SET TASK:
Find each line containing the string "JSON" and return it.

------------------------------------------------------------------------

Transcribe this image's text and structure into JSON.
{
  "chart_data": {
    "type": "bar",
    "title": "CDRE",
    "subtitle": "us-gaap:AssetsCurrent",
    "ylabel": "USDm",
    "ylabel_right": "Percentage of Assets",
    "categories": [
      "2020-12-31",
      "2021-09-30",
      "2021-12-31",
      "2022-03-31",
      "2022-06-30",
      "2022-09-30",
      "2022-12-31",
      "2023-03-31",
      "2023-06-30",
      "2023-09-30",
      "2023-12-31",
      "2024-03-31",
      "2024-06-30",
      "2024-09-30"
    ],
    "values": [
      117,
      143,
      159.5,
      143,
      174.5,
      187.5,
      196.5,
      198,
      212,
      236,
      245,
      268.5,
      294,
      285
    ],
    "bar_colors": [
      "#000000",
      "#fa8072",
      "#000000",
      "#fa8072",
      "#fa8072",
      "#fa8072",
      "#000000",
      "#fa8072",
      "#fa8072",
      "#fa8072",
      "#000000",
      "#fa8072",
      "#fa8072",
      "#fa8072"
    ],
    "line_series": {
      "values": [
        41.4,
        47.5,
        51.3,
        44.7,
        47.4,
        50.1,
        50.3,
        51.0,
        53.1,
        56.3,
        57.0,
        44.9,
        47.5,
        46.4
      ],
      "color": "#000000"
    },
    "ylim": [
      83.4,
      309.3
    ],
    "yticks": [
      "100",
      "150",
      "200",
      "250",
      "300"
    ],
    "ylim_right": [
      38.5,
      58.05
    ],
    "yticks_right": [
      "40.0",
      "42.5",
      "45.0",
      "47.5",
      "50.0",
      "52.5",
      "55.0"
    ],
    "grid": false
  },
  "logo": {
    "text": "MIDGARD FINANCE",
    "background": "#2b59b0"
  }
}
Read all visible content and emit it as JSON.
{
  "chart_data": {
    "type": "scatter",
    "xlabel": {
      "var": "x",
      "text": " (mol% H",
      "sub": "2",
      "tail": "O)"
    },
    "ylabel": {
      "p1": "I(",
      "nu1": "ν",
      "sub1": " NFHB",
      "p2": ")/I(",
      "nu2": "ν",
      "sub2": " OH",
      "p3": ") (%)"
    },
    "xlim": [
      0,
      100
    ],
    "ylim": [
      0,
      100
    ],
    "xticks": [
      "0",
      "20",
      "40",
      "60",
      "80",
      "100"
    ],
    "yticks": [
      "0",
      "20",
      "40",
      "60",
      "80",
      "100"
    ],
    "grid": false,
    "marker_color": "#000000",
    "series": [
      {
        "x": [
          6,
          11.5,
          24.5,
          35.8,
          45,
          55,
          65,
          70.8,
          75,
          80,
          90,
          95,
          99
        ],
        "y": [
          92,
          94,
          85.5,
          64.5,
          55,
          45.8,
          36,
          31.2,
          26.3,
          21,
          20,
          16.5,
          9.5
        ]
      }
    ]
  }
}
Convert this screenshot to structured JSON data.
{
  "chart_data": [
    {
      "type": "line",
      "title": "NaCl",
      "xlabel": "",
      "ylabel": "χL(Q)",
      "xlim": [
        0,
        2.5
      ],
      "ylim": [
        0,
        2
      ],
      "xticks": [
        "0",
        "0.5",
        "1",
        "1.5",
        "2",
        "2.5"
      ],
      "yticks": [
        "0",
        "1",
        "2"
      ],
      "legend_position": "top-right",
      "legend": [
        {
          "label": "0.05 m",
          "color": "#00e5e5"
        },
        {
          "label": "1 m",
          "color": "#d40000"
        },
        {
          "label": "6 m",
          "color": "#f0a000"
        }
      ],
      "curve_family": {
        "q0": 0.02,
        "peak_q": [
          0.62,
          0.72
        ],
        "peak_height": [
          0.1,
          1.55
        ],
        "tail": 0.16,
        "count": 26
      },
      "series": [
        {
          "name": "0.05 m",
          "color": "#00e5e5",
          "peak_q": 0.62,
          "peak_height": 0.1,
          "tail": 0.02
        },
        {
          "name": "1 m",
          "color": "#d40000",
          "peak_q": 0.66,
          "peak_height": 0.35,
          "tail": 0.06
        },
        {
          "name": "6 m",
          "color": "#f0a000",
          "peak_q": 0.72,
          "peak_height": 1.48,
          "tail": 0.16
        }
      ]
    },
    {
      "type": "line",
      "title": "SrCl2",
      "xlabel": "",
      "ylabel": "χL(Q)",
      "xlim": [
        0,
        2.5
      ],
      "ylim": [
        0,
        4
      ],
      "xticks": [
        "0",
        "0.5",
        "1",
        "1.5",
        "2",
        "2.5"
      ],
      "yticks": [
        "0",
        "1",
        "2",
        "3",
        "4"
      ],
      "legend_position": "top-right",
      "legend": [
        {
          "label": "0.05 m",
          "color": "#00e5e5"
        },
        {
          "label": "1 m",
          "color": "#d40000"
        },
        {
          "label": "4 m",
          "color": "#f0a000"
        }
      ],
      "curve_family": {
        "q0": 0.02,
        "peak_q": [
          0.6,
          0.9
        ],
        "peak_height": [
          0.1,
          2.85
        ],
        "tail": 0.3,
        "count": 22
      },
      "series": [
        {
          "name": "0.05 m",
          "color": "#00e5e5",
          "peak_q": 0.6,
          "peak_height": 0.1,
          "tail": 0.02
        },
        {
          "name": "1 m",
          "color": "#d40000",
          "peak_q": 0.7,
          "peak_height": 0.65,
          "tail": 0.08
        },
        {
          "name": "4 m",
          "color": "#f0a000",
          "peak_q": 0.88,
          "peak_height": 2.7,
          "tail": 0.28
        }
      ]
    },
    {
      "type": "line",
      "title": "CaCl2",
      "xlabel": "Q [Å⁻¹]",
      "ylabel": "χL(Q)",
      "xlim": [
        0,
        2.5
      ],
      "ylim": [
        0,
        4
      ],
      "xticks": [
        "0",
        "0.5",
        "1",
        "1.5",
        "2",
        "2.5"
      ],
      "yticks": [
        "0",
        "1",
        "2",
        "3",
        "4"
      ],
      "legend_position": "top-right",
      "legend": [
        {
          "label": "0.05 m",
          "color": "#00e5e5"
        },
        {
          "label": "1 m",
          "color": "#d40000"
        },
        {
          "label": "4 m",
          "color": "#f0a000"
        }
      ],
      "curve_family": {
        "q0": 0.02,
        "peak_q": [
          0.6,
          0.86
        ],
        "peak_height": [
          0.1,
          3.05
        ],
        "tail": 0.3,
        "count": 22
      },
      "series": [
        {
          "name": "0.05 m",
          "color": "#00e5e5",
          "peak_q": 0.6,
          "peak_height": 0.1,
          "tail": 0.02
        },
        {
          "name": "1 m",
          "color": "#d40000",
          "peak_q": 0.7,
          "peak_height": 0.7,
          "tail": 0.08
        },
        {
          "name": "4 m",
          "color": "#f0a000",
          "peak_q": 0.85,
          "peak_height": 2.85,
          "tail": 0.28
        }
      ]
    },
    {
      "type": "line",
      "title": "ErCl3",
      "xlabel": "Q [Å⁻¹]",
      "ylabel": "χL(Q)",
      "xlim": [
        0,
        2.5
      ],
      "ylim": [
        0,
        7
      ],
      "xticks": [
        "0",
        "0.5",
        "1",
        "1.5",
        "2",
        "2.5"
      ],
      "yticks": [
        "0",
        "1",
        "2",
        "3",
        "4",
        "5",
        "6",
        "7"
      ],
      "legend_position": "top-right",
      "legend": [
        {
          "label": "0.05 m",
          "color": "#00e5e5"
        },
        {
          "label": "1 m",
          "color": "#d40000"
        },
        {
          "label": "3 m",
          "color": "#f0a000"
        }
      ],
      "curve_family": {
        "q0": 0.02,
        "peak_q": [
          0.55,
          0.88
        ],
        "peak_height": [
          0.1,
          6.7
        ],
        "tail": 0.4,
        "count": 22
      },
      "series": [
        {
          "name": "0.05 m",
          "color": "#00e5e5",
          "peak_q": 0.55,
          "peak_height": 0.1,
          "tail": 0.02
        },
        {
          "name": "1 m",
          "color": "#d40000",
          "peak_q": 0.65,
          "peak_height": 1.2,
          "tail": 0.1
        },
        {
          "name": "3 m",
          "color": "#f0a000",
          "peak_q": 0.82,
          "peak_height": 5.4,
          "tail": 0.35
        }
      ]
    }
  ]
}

------------------------------------------------------------------------

THE OUTPUT:
Transcribe this image's text and structure into JSON.
Read all visible content and emit it as JSON.
Convert this screenshot to structured JSON data.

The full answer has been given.